Data excerpts

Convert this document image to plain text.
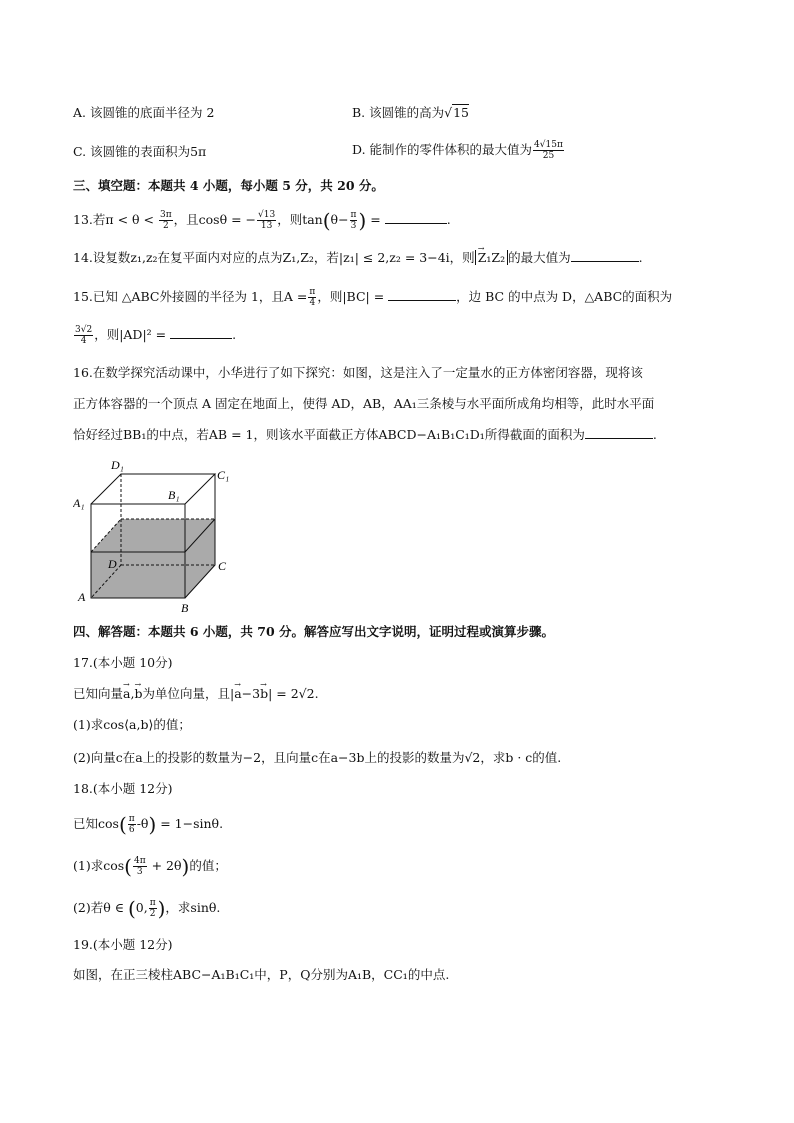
A. 该圆锥的底面半径为 2	B. 该圆锥的高为√15
C. 该圆锥的表面积为5π	D. 能制作的零件体积的最大值为 $\frac{4√15\pi}{25}$
三、填空题：本题共 4 小题，每小题 5 分，共 20 分。
13.若$\pi < \theta < \frac{3\pi}{2}$ ，且cosθ = − $\frac{√13}{13}$ ，则$\tan(\theta- \frac{\pi}{3}$ ) =	.
14.设复数z₁,z₂在复平面内对应的点为Z₁,Z₂，若|z₁| ≤ 2,z₂ = 3−4i，则→ Z₁Z₂ 的最大值为	.
15.已知 △ABC外接圆的半径为 1，且$A = \frac{\pi}{4}$ ，则|BC| =	，边 BC 的中点为 D，△ABC的面积为
$\frac{3√2}{4}$ ，则|AD|² =	.
16.在数学探究活动课中，小华进行了如下探究：如图，这是注入了一定量水的正方体密闭容器，现将该
正方体容器的一个顶点 A 固定在地面上，使得 AD，AB，AA₁三条棱与水平面所成角均相等，此时水平面
恰好经过BB₁的中点，若AB = 1，则该水平面截正方体ABCD−A₁B₁C₁D₁所得截面的面积为	.
D₁
C₁
A₁
B₁
D	C
A
B
四、解答题：本题共 6 小题，共 70 分。解答应写出文字说明，证明过程或演算步骤。
17.(本小题 10分)
已知向量→ a,→ b为单位向量，且|→ a−3→ b| = 2√2.
(1)求cos⟨a,b⟩的值；
(2)向量c在a上的投影的数量为−2，且向量c在a−3b上的投影的数量为√2，求b · c的值.
18.(本小题 12分)
已知$\cos( \frac{\pi}{6} -\theta) = 1-\sin\theta$.
(1)求$\cos( \frac{4\pi}{3} + 2\theta)$的值；
(2)若θ ∈ (0, $\frac{\pi}{2}$ )，求sinθ.
19.(本小题 12分)
如图，在正三棱柱ABC−A₁B₁C₁中，P，Q分别为A₁B，CC₁的中点.
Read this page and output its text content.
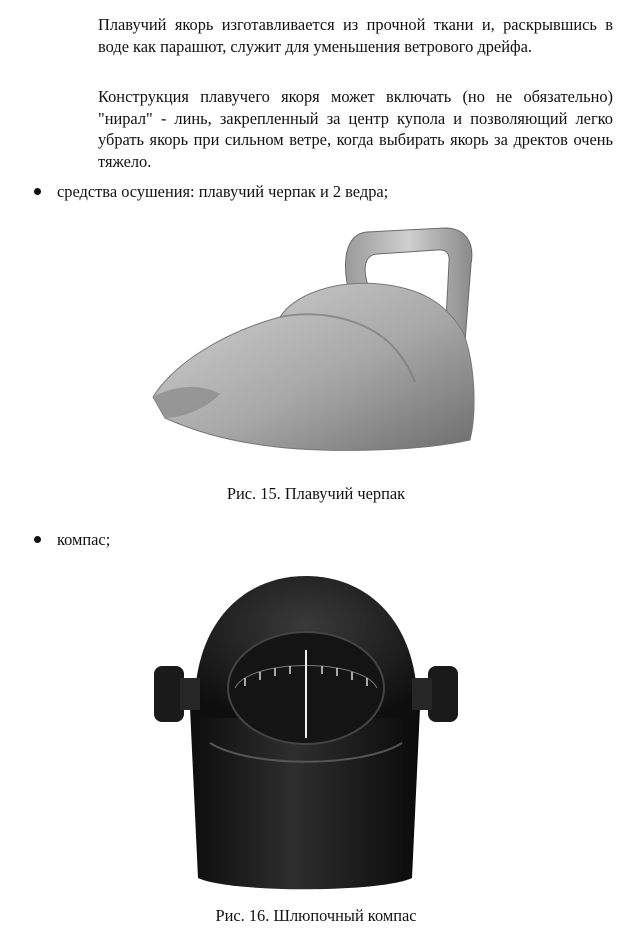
Плавучий якорь изготавливается из прочной ткани и, раскрывшись в воде как парашют, служит для уменьшения ветрового дрейфа.

Конструкция плавучего якоря может включать (но не обязательно) "нирал" - линь, закрепленный за центр купола и позволяющий легко убрать якорь при сильном ветре, когда выбирать якорь за дректов очень тяжело.

средства осушения: плавучий черпак и 2 ведра;
Рис. 15. Плавучий черпак
компас;
Рис. 16. Шлюпочный компас
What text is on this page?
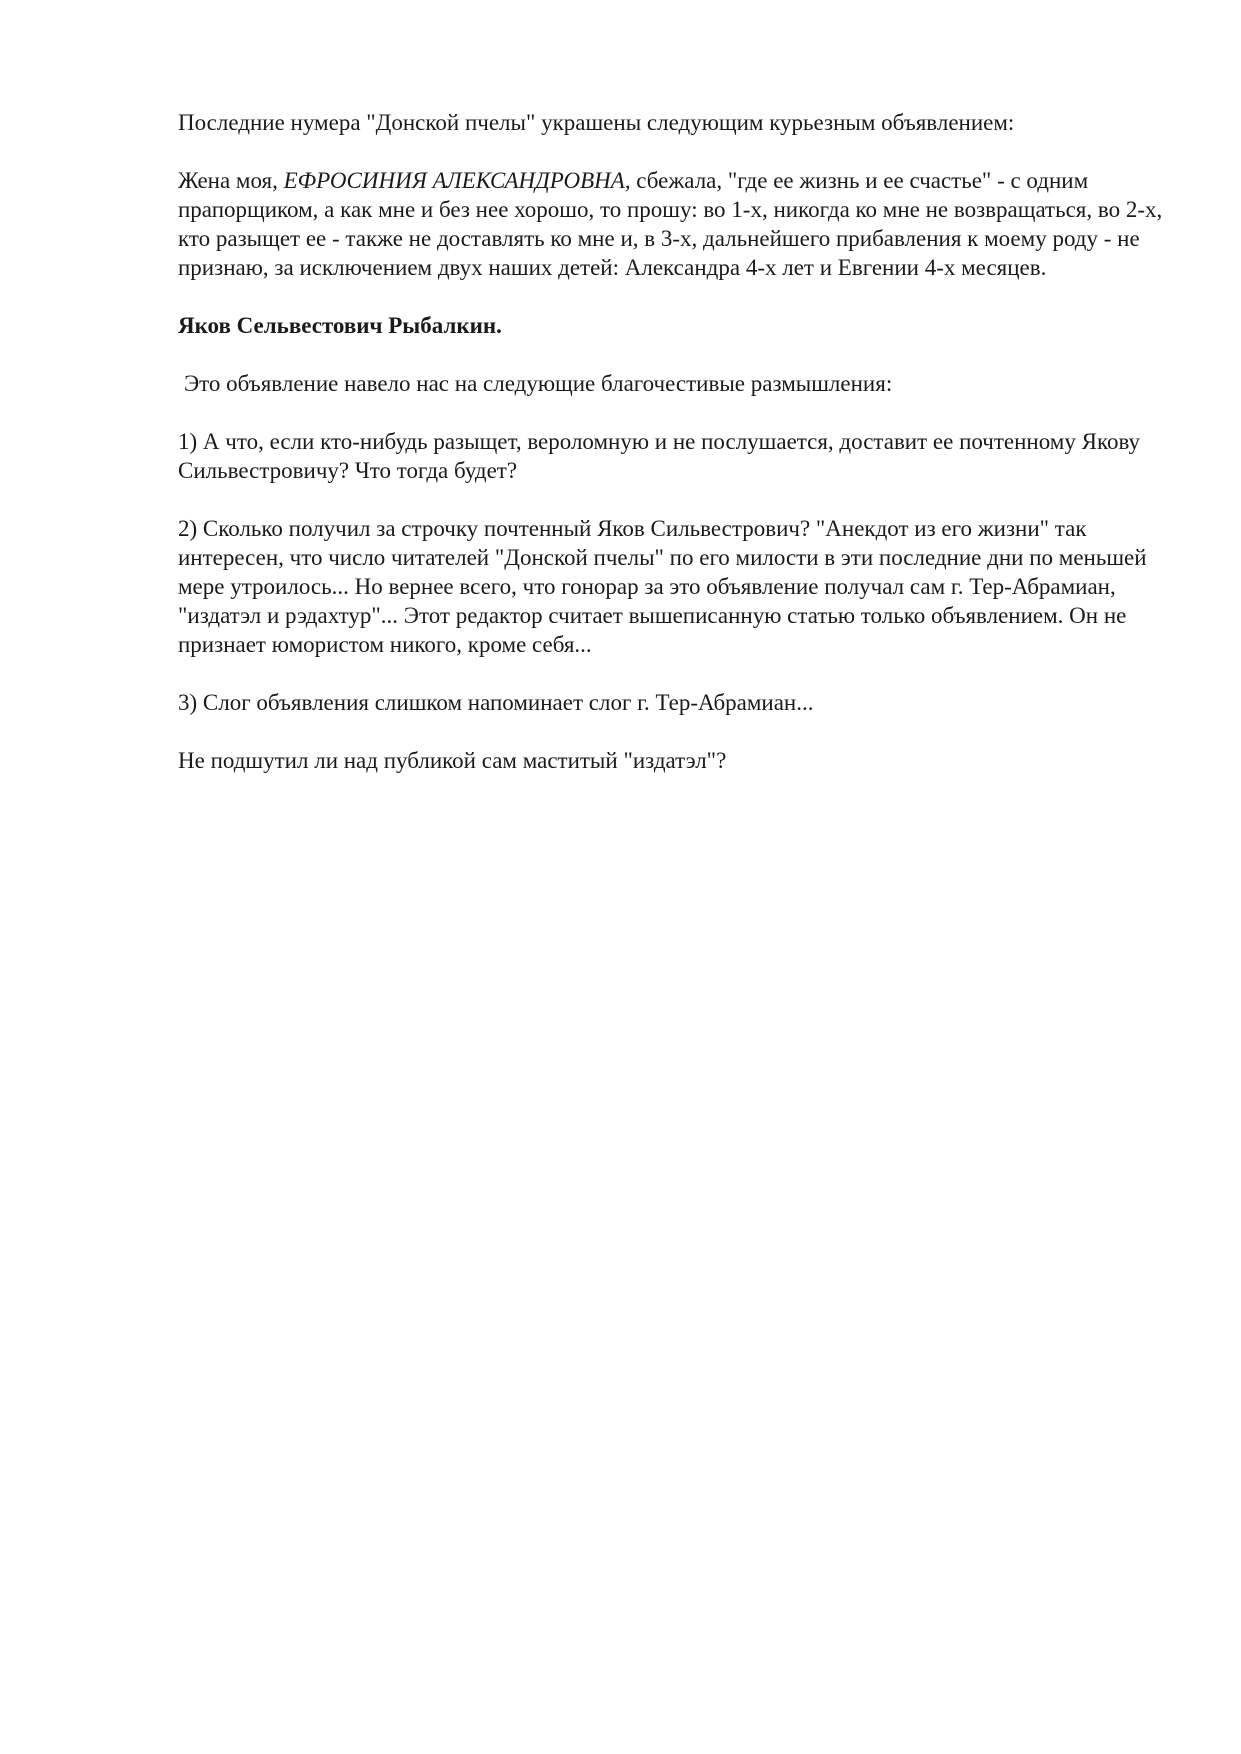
Последние нумера "Донской пчелы" украшены следующим курьезным объявлением:

Жена моя, ЕФРОСИНИЯ АЛЕКСАНДРОВНА, сбежала, "где ее жизнь и ее счастье" - с одним прапорщиком, а как мне и без нее хорошо, то прошу: во 1-х, никогда ко мне не возвращаться, во 2-х, кто разыщет ее - также не доставлять ко мне и, в 3-х, дальнейшего прибавления к моему роду - не признаю, за исключением двух наших детей: Александра 4-х лет и Евгении 4-х месяцев.

Яков Сельвестович Рыбалкин.

Это объявление навело нас на следующие благочестивые размышления:

1) А что, если кто-нибудь разыщет, вероломную и не послушается, доставит ее почтенному Якову Сильвестровичу? Что тогда будет?

2) Сколько получил за строчку почтенный Яков Сильвестрович? "Анекдот из его жизни" так интересен, что число читателей "Донской пчелы" по его милости в эти последние дни по меньшей мере утроилось... Но вернее всего, что гонорар за это объявление получал сам г. Тер-Абрамиан, "издатэл и рэдахтур"... Этот редактор считает вышеписанную статью только объявлением. Он не признает юмористом никого, кроме себя...

3) Слог объявления слишком напоминает слог г. Тер-Абрамиан...

Не подшутил ли над публикой сам маститый "издатэл"?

What is being asked
Find each line with the string "this" and copy it out.

Task response
Convert this document image to plain text.
Read this page and output its text content.
What text is on this page?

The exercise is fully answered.